Provided records ▸
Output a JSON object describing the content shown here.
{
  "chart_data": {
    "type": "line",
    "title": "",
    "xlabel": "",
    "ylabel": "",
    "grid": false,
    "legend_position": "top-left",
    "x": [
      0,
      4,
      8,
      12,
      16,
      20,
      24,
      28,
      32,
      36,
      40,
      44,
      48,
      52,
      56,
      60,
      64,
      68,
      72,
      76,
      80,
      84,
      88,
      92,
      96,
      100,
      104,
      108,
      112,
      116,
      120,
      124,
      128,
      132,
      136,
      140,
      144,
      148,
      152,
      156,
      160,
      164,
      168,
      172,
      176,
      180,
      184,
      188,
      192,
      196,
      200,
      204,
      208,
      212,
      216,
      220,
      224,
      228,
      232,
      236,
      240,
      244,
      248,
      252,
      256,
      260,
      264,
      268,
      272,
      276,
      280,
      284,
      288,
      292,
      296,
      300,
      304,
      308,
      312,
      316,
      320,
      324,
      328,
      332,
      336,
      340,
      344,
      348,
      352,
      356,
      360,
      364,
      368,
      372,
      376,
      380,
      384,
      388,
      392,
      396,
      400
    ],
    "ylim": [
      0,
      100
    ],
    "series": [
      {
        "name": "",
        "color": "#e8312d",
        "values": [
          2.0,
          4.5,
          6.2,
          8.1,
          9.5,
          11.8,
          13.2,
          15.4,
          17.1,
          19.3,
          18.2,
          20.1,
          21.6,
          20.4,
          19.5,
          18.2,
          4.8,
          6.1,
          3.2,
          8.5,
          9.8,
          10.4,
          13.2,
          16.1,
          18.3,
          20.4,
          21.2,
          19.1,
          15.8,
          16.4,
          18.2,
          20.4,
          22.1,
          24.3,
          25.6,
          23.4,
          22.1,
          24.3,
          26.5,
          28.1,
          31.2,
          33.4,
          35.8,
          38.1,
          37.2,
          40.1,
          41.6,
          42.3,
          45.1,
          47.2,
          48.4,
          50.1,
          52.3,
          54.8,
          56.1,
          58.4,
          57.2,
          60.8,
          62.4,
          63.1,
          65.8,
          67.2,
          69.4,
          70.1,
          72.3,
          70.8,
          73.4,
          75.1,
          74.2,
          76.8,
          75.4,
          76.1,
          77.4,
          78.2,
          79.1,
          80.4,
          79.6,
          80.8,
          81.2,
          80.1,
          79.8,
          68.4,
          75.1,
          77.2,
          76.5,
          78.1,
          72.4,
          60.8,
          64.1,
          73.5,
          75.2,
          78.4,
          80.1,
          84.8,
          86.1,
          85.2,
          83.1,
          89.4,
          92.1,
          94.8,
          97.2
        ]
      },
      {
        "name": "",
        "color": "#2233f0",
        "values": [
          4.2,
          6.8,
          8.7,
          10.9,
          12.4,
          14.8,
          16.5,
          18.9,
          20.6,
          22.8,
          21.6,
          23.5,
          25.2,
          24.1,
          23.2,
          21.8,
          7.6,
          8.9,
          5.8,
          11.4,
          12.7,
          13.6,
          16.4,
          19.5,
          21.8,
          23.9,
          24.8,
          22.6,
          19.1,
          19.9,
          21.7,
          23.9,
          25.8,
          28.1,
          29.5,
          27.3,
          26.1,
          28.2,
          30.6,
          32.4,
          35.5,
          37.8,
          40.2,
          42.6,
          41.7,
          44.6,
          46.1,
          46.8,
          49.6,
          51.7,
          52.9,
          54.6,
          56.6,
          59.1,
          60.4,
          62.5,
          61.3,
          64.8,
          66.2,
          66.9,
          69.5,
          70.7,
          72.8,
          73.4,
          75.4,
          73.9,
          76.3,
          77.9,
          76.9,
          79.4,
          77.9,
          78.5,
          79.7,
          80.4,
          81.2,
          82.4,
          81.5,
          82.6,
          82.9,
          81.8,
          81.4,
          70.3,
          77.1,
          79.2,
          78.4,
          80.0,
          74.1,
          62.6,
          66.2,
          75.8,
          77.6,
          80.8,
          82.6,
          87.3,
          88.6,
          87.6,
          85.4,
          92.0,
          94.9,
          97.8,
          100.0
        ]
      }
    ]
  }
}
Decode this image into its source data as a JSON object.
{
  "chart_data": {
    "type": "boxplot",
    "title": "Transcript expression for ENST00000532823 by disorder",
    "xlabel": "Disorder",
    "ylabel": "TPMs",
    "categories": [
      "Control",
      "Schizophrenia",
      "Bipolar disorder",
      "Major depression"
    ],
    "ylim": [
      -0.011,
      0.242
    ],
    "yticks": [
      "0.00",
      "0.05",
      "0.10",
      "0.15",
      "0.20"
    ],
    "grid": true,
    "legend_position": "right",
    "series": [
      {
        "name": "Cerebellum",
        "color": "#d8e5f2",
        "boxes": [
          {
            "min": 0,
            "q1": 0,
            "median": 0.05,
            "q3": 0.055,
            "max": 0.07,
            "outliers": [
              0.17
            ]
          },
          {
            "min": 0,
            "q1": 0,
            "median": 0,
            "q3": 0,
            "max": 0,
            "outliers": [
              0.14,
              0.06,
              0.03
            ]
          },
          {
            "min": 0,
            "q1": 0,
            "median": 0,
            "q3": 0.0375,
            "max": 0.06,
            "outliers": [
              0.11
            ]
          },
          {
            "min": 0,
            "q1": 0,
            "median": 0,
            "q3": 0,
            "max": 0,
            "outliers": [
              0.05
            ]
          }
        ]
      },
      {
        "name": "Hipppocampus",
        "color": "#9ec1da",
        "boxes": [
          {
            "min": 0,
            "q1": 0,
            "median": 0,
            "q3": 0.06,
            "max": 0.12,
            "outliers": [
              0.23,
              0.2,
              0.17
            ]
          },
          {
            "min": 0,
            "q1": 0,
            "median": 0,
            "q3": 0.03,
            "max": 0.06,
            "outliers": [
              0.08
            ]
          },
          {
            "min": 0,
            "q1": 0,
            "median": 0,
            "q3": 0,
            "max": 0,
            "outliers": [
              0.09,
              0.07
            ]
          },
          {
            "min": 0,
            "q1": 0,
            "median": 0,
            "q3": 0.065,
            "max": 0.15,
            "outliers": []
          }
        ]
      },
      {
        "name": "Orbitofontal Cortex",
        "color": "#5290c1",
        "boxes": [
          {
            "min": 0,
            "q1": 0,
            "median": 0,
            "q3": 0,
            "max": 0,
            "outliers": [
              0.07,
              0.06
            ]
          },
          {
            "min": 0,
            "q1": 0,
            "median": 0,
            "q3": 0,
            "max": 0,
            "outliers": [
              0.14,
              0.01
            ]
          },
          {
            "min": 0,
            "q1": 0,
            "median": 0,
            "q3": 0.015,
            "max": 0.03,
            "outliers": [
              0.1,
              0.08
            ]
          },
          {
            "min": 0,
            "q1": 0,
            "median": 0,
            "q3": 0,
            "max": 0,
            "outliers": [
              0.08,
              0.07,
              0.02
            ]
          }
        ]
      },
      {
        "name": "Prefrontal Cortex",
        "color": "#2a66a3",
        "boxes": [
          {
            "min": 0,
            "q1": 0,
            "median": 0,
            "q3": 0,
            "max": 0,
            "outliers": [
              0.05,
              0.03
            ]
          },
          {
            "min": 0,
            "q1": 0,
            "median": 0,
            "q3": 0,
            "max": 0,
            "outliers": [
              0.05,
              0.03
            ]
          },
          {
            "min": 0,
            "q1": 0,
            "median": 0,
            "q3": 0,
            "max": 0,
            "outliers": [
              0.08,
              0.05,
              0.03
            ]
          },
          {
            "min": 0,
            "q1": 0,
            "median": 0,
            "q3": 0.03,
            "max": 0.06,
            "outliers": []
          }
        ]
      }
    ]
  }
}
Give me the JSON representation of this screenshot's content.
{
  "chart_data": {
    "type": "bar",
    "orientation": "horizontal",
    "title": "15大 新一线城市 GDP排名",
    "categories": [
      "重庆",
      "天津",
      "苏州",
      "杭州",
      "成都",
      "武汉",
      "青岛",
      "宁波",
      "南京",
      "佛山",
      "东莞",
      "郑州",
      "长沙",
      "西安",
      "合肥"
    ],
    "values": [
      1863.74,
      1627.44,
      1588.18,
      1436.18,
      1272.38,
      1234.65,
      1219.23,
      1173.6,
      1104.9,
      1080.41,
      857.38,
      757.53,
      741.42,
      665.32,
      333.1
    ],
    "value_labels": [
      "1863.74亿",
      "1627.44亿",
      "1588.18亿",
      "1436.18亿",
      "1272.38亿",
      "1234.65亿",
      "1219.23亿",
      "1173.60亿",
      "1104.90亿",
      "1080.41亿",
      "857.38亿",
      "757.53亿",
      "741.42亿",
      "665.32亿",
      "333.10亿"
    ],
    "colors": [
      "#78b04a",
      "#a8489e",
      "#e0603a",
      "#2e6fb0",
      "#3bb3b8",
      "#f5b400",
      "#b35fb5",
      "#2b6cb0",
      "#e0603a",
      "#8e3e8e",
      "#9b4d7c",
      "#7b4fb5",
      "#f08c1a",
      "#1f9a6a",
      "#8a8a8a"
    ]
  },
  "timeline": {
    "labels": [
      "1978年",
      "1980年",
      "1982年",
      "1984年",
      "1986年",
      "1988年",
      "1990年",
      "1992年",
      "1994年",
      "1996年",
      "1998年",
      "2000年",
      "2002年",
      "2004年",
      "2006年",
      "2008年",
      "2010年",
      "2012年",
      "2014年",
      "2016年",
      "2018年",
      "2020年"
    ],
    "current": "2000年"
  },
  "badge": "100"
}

Exercise prompt ▸
Return only those lines of the records that contain the string "object".

Exercise result ▸
Output a JSON object describing the content shown here.
Decode this image into its source data as a JSON object.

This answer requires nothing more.